REQUIREMENTS:
Every entry must be given again exactly.

MATERIAL PROVIDED:

+-------+

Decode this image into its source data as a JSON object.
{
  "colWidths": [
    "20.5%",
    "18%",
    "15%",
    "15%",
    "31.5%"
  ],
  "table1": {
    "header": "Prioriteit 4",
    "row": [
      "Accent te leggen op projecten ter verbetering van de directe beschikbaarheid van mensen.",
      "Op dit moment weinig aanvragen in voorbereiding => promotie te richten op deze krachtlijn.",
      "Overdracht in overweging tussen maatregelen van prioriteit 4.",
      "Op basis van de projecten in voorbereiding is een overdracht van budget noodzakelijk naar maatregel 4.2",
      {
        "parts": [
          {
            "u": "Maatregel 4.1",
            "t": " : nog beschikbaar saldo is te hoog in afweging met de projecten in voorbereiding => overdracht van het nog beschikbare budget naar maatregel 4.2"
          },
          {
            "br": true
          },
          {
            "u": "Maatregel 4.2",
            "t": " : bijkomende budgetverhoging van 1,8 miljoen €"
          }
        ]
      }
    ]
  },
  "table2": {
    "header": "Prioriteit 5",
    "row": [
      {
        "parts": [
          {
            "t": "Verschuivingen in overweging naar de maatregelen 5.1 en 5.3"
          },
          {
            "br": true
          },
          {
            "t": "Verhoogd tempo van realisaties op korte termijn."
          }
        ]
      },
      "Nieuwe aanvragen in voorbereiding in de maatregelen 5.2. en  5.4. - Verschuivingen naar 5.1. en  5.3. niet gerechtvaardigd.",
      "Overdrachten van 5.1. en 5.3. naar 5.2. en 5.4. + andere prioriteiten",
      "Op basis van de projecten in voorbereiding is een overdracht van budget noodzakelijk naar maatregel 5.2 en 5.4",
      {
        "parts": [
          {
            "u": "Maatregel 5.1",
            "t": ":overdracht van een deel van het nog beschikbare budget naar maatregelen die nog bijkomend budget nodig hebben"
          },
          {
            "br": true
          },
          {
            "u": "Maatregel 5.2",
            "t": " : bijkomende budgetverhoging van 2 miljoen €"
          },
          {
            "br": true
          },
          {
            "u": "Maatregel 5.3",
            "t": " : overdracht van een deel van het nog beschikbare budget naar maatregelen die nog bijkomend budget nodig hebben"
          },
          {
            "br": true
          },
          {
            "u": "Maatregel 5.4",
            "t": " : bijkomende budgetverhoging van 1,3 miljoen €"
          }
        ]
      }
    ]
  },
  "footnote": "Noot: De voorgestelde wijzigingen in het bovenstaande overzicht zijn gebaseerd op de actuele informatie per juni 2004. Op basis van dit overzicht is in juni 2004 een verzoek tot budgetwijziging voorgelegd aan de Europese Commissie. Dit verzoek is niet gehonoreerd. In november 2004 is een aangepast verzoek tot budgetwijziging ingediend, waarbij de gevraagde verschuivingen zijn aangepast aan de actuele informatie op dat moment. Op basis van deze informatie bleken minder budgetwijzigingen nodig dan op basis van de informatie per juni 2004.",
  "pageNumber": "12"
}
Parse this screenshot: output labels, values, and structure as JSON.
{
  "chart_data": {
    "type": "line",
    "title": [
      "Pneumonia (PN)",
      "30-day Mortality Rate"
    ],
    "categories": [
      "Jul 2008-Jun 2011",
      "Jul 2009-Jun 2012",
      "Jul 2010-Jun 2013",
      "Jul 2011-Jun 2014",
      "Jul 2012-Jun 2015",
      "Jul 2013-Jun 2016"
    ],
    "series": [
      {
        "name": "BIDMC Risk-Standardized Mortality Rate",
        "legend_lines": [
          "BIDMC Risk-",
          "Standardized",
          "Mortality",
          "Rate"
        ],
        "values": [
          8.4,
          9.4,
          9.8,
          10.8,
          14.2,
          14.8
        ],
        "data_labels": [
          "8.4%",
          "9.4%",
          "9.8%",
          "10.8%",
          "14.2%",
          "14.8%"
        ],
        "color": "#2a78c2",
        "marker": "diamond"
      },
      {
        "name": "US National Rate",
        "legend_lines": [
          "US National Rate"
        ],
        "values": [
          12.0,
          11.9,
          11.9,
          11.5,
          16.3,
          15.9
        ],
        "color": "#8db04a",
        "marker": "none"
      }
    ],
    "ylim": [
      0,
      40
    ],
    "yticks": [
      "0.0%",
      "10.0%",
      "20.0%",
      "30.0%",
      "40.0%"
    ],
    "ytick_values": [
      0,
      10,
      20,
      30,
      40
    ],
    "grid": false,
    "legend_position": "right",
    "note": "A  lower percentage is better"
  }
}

+-------+

RESULT:
Decode this image into its source data as a JSON object.
{
  "colWidths": [
    "20.5%",
    "18%",
    "15%",
    "15%",
    "31.5%"
  ],
  "table1": {
    "header": "Prioriteit 4",
    "row": [
      "Accent te leggen op projecten ter verbetering van de directe beschikbaarheid van mensen.",
      "Op dit moment weinig aanvragen in voorbereiding => promotie te richten op deze krachtlijn.",
      "Overdracht in overweging tussen maatregelen van prioriteit 4.",
      "Op basis van de projecten in voorbereiding is een overdracht van budget noodzakelijk naar maatregel 4.2",
      {
        "parts": [
          {
            "u": "Maatregel 4.1",
            "t": " : nog beschikbaar saldo is te hoog in afweging met de projecten in voorbereiding => overdracht van het nog beschikbare budget naar maatregel 4.2"
          },
          {
            "br": true
          },
          {
            "u": "Maatregel 4.2",
            "t": " : bijkomende budgetverhoging van 1,8 miljoen €"
          }
        ]
      }
    ]
  },
  "table2": {
    "header": "Prioriteit 5",
    "row": [
      {
        "parts": [
          {
            "t": "Verschuivingen in overweging naar de maatregelen 5.1 en 5.3"
          },
          {
            "br": true
          },
          {
            "t": "Verhoogd tempo van realisaties op korte termijn."
          }
        ]
      },
      "Nieuwe aanvragen in voorbereiding in de maatregelen 5.2. en  5.4. - Verschuivingen naar 5.1. en  5.3. niet gerechtvaardigd.",
      "Overdrachten van 5.1. en 5.3. naar 5.2. en 5.4. + andere prioriteiten",
      "Op basis van de projecten in voorbereiding is een overdracht van budget noodzakelijk naar maatregel 5.2 en 5.4",
      {
        "parts": [
          {
            "u": "Maatregel 5.1",
            "t": ":overdracht van een deel van het nog beschikbare budget naar maatregelen die nog bijkomend budget nodig hebben"
          },
          {
            "br": true
          },
          {
            "u": "Maatregel 5.2",
            "t": " : bijkomende budgetverhoging van 2 miljoen €"
          },
          {
            "br": true
          },
          {
            "u": "Maatregel 5.3",
            "t": " : overdracht van een deel van het nog beschikbare budget naar maatregelen die nog bijkomend budget nodig hebben"
          },
          {
            "br": true
          },
          {
            "u": "Maatregel 5.4",
            "t": " : bijkomende budgetverhoging van 1,3 miljoen €"
          }
        ]
      }
    ]
  },
  "footnote": "Noot: De voorgestelde wijzigingen in het bovenstaande overzicht zijn gebaseerd op de actuele informatie per juni 2004. Op basis van dit overzicht is in juni 2004 een verzoek tot budgetwijziging voorgelegd aan de Europese Commissie. Dit verzoek is niet gehonoreerd. In november 2004 is een aangepast verzoek tot budgetwijziging ingediend, waarbij de gevraagde verschuivingen zijn aangepast aan de actuele informatie op dat moment. Op basis van deze informatie bleken minder budgetwijzigingen nodig dan op basis van de informatie per juni 2004.",
  "pageNumber": "12"
}
Parse this screenshot: output labels, values, and structure as JSON.
{
  "chart_data": {
    "type": "line",
    "title": [
      "Pneumonia (PN)",
      "30-day Mortality Rate"
    ],
    "categories": [
      "Jul 2008-Jun 2011",
      "Jul 2009-Jun 2012",
      "Jul 2010-Jun 2013",
      "Jul 2011-Jun 2014",
      "Jul 2012-Jun 2015",
      "Jul 2013-Jun 2016"
    ],
    "series": [
      {
        "name": "BIDMC Risk-Standardized Mortality Rate",
        "legend_lines": [
          "BIDMC Risk-",
          "Standardized",
          "Mortality",
          "Rate"
        ],
        "values": [
          8.4,
          9.4,
          9.8,
          10.8,
          14.2,
          14.8
        ],
        "data_labels": [
          "8.4%",
          "9.4%",
          "9.8%",
          "10.8%",
          "14.2%",
          "14.8%"
        ],
        "color": "#2a78c2",
        "marker": "diamond"
      },
      {
        "name": "US National Rate",
        "legend_lines": [
          "US National Rate"
        ],
        "values": [
          12.0,
          11.9,
          11.9,
          11.5,
          16.3,
          15.9
        ],
        "color": "#8db04a",
        "marker": "none"
      }
    ],
    "ylim": [
      0,
      40
    ],
    "yticks": [
      "0.0%",
      "10.0%",
      "20.0%",
      "30.0%",
      "40.0%"
    ],
    "ytick_values": [
      0,
      10,
      20,
      30,
      40
    ],
    "grid": false,
    "legend_position": "right",
    "note": "A  lower percentage is better"
  }
}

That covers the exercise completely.